-- Start of Records supplied --

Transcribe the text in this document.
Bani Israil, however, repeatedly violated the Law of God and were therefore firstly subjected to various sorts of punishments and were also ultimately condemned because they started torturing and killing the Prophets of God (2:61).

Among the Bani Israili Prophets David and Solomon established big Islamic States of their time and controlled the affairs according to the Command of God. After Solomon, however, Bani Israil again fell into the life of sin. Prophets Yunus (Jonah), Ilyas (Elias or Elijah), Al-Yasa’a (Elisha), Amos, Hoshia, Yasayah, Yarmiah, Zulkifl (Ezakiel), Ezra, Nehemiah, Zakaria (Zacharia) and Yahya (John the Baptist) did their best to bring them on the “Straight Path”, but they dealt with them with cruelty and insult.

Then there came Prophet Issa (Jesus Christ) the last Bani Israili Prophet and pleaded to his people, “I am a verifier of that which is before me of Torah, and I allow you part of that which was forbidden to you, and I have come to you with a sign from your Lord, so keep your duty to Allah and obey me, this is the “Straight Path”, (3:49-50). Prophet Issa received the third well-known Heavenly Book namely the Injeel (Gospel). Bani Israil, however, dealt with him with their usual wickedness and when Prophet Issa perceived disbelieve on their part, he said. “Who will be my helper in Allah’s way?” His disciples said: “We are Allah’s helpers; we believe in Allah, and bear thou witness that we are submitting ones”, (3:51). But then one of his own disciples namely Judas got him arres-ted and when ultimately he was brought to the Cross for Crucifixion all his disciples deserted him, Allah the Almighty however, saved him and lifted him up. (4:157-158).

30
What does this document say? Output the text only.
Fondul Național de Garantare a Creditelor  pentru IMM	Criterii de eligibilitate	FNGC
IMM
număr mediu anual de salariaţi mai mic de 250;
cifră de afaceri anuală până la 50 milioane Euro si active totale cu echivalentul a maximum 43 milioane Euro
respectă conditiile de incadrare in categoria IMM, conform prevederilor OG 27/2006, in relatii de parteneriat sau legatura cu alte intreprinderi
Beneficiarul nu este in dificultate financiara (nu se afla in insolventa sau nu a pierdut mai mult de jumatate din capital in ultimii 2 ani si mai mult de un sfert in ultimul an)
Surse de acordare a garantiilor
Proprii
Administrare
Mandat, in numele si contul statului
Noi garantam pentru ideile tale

-- End of Records supplied --

_Short task_. Each record must be returned exactly as it is written.

_Answer for this exercise_.
Transcribe the text in this document.
Bani Israil, however, repeatedly violated the Law of God and were therefore firstly subjected to various sorts of punishments and were also ultimately condemned because they started torturing and killing the Prophets of God (2:61).

Among the Bani Israili Prophets David and Solomon established big Islamic States of their time and controlled the affairs according to the Command of God. After Solomon, however, Bani Israil again fell into the life of sin. Prophets Yunus (Jonah), Ilyas (Elias or Elijah), Al-Yasa’a (Elisha), Amos, Hoshia, Yasayah, Yarmiah, Zulkifl (Ezakiel), Ezra, Nehemiah, Zakaria (Zacharia) and Yahya (John the Baptist) did their best to bring them on the “Straight Path”, but they dealt with them with cruelty and insult.

Then there came Prophet Issa (Jesus Christ) the last Bani Israili Prophet and pleaded to his people, “I am a verifier of that which is before me of Torah, and I allow you part of that which was forbidden to you, and I have come to you with a sign from your Lord, so keep your duty to Allah and obey me, this is the “Straight Path”, (3:49-50). Prophet Issa received the third well-known Heavenly Book namely the Injeel (Gospel). Bani Israil, however, dealt with him with their usual wickedness and when Prophet Issa perceived disbelieve on their part, he said. “Who will be my helper in Allah’s way?” His disciples said: “We are Allah’s helpers; we believe in Allah, and bear thou witness that we are submitting ones”, (3:51). But then one of his own disciples namely Judas got him arres-ted and when ultimately he was brought to the Cross for Crucifixion all his disciples deserted him, Allah the Almighty however, saved him and lifted him up. (4:157-158).

30
What does this document say? Output the text only.
Fondul Național de Garantare a Creditelor  pentru IMM	Criterii de eligibilitate	FNGC
IMM
număr mediu anual de salariaţi mai mic de 250;
cifră de afaceri anuală până la 50 milioane Euro si active totale cu echivalentul a maximum 43 milioane Euro
respectă conditiile de incadrare in categoria IMM, conform prevederilor OG 27/2006, in relatii de parteneriat sau legatura cu alte intreprinderi
Beneficiarul nu este in dificultate financiara (nu se afla in insolventa sau nu a pierdut mai mult de jumatate din capital in ultimii 2 ani si mai mult de un sfert in ultimul an)
Surse de acordare a garantiilor
Proprii
Administrare
Mandat, in numele si contul statului
Noi garantam pentru ideile tale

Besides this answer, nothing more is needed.